When a variable declarator is elaborated to create an instance of a record type, declarations in the block, including parameter declarations, are elaborated and the code of that block is executed to initialize the new record object. The persistence of the resulting record depends on where the record was allocated. Note that record types may include subroutines as components; these may be viewed as methods when applied to instances of that type. As a result, using the terminology commonly used for object-oriented programs, record types serve as classes and instances of record types are objects.

A record may extend another record type. In this case, the form record+base is used to introduce the type, where base is a reference that identifies the record type to be extended. This is analogous to a subclass. That is, the new record type inherits access to all of the non-private fields of the base record; access to private fields is possible via public subroutines of the base type.

This inheritance mechanism allows the creation of polymorphic types. It is illegal to create an instance of a record type that includes procedures or functions that have been declared as forward but not yet given bodies. Such record types are useful, however, because different extensions of the record type may give different bodies for the forward procedure or function.

A record type with an empty bock, for example, record end, is a void type. Instances of void records occupy no memory and have no useful value, but they are legal as they may serve as useful stubs during the software development process.

Statements

<statement> ::= <do end>
             |  <if>
             |  <case>
             |  <loop>
             |  <exception handler>
             |  <raise>
             |  <procedure call>
             |  <assignment>
             |  <return>

Statements direct the computation. Conditional, selection and iteration statements determine which computations are performed, while procedure calls direct the execution of the block of code associated with a procedure and assignment statements direct changes to the values of variables.

Do-end Statements

<do end> ::= "do"
                 <block>
             "end"

Do-end statements allow an entire block to be embedded in another block as a single statement. The new block inherits all definitions from the enclosing block, including those marked private or restricted. Execution of the inner block proceeds by first allocating storage for any variables declared in that block, and then elaborating the declarations and executing the statments of the block.

If Statements

<if> ::= "if" <expression> [ "then" ]
             <block>
       [ "else"
             <block> ]
         "end"

If statements begin by evaluating the controlling expression. This expression must have a boolean value. If the expression evaluates to true, the block in the then clause is executed. If the expression evaluates to false, the block in the else clause is executed, if present. The relationship between the subsidiary blocks of the if statement and enclosing block is the same as it is in the do-end statement.

Written task 1:
Answer these questions using the language reference text above.
(a) What form introduces a record type that extends another record type?
(b) How much memory do instances of void records occupy?
(c) What kind of value must the controlling expression of an if statement have?
Written task 2: Continue the language reference text on record types and statements from the point where it stops.

Data records:
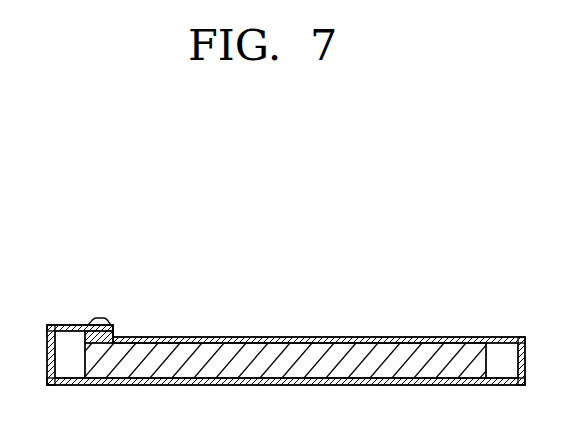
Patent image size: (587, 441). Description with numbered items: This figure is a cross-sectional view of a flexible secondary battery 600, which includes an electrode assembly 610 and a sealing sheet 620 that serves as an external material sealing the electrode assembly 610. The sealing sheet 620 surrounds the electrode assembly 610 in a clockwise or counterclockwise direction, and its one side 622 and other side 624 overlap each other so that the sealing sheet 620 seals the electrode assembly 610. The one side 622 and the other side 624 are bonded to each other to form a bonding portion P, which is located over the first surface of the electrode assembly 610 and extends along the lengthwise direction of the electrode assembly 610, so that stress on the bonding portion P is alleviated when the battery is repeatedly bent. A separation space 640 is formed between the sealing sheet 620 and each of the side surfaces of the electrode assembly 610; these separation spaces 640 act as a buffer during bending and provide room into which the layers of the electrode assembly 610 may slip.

The flexible secondary battery 600 is at (428, 270).
The electrode assembly 610 is at (203, 360).
The sealing sheet 620 is at (332, 337).
The one side 622 is at (112, 336).
The other side 624 is at (111, 325).
The separation space 640 is at (74, 356).
The bonding portion P is at (99, 316).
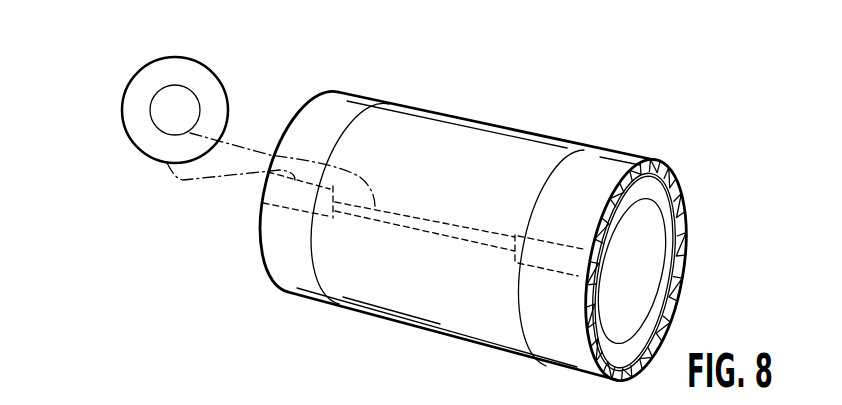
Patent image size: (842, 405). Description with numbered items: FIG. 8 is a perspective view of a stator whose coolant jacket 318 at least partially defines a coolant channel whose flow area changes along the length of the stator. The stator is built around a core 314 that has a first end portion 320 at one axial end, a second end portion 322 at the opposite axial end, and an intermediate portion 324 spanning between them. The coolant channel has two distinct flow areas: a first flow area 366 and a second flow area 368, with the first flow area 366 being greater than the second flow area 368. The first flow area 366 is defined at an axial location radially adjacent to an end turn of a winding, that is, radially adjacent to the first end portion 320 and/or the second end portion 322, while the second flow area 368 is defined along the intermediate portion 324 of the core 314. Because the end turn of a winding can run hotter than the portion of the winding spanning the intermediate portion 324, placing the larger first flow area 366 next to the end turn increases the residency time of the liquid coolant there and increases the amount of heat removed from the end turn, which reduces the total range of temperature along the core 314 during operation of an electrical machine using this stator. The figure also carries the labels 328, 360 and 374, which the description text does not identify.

The core 314 is at (687, 223).
The coolant jacket 318 is at (688, 262).
The first end portion 320 is at (368, 83).
The second end portion 322 is at (638, 144).
The intermediate portion 324 is at (478, 109).
The end wall 328 is at (282, 281).
The internal passage 360 is at (304, 376).
The first flow area 366 is at (133, 108).
The second flow area 368 is at (173, 103).
The groove 374 is at (285, 259).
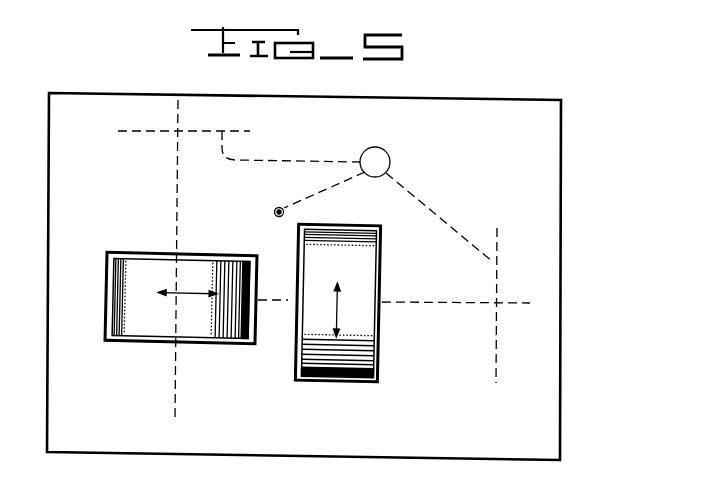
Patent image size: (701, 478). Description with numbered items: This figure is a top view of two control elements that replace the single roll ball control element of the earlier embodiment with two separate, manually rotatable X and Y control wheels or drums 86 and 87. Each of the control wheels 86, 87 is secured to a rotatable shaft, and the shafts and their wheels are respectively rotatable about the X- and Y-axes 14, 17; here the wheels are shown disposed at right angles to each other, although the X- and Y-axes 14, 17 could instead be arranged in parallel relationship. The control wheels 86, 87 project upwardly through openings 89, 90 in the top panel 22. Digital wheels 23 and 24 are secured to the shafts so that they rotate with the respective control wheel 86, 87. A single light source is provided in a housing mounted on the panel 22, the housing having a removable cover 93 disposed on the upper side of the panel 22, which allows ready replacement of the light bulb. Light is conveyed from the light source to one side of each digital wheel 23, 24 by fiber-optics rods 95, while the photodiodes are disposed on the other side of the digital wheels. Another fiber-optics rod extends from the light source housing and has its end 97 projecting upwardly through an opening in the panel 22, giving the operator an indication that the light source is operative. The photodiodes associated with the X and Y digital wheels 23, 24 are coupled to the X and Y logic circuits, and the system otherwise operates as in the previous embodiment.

The X-axis 14 is at (515, 302).
The Y-axis 17 is at (175, 203).
The top panel 22 is at (446, 97).
The X digital wheel 23 is at (502, 256).
The Y digital wheel 24 is at (157, 130).
The X control wheel 86 is at (316, 272).
The Y control wheel 87 is at (181, 298).
The opening 89 is at (363, 303).
The opening 90 is at (181, 319).
The removable cover 93 is at (388, 152).
The fiber-optics rods 95 is at (298, 157).
The end of fiber-optics rod 97 is at (273, 213).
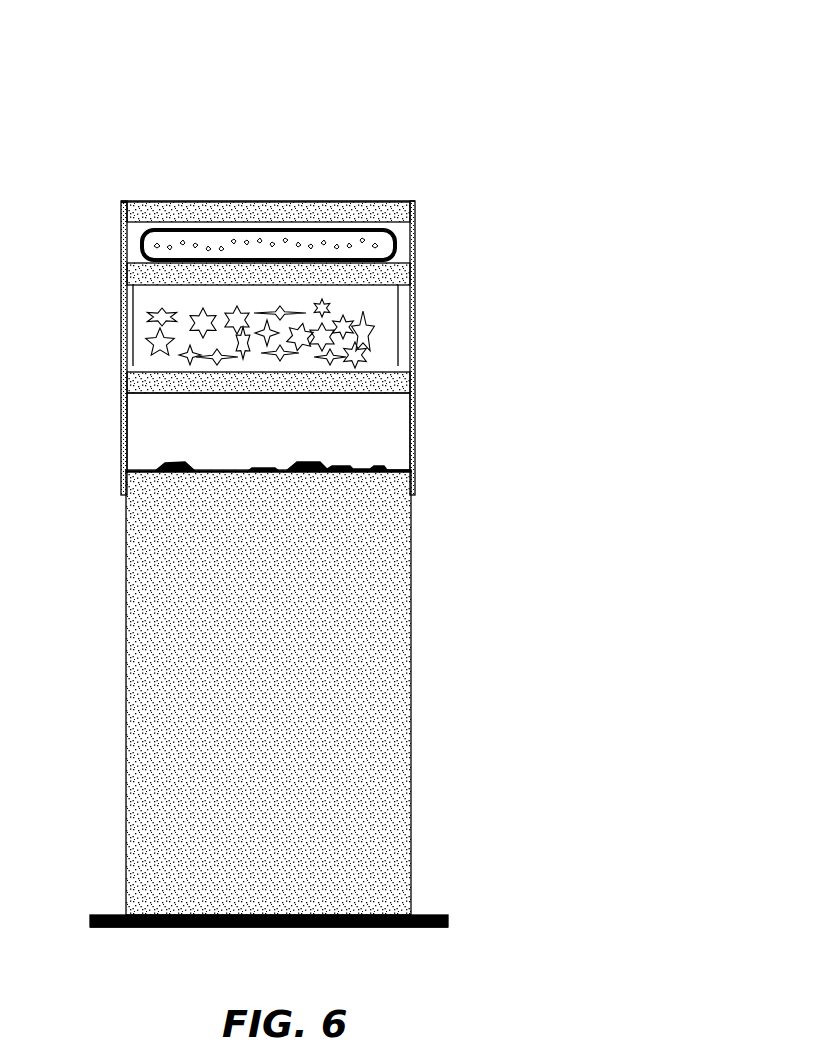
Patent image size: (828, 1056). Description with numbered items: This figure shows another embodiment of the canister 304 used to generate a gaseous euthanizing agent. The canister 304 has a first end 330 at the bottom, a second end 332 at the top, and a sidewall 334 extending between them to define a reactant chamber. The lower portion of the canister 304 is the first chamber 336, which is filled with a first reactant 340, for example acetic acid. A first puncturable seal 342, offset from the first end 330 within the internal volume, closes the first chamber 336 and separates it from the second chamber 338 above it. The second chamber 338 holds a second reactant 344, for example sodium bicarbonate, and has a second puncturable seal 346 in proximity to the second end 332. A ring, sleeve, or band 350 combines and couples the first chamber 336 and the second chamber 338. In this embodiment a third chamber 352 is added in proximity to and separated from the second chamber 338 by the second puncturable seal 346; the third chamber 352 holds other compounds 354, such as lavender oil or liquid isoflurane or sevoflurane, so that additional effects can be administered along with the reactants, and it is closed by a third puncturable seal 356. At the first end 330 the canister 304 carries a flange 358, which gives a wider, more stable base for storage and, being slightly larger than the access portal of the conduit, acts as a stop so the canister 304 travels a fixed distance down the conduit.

Final answer 1:
(a) The form record+base, where base is a reference that identifies the record type to be extended.
(b) They occupy no memory.
(c) A boolean value.

Final answer 2:
Consider this if statement:

if e
    s1
else
    s2
end

This can be rewritten as a case statement as follows:

select e
case true
    s1
case false
    s2
end

Case Statements

<case> ::= "select" <expression> [ "in" ]
       { "case" <case label> { [ "," ] <case label> } ":"
             <block> }
       [ "else"
             <block> ]
         "end"

<case label> ::= <expression> [ ".." <expression> ]

Case statements begin by evaluating the selection expression. This expression must have a scalar value. If the value of the expression matches one of the case labels, the labeled block is executed with the same semantics as apply to the then block of an if statement. If no case label matches and if there is an else clause, the block in the else clause is executed. The relationship between the subsidiary blocks of the case statement and enclosing block is the same as it is in the do-end statement.

The expression or expressions making up a case label must be constant values and their types must be compatible with the type of the controlling expression. Furthermore, no two case labels under one select clause may have the same value, nor may the ranges overlap.

Consider this case statement:

select e
case c
    s1
case d
    s2
end

A compiler could compile this as a cascade of if statements as if the following code had been given:

if e = c
    s1
else
    if e = d
        s2
    end
end

Compiling case statements as if cascades may be optimal if there are only a few cases. If there are more cases, the preferred implementation of a case statement uses an indirect indexed jump after range-checking on the expression value. The range check is only needed if the range of possible values of the expression exceeds the range of case labels. As such, select-case statements should be a very fast way to select between large numbers of alternatives, but may make inefficient use of memory if the range is sparse.

Loop Statements

<loop> ::= <while loop>
         |  <until loop>
         |  <for loop>

<while loop> ::= "while" <expression> [ "do" ]
                     <block>
                 "end"

<until loop> ::= "do"
                     <block>
                 "until" <expression>

<for loop> ::= "for" <identifier> "in" <type> [ "do" ]
                   <block>
               "end"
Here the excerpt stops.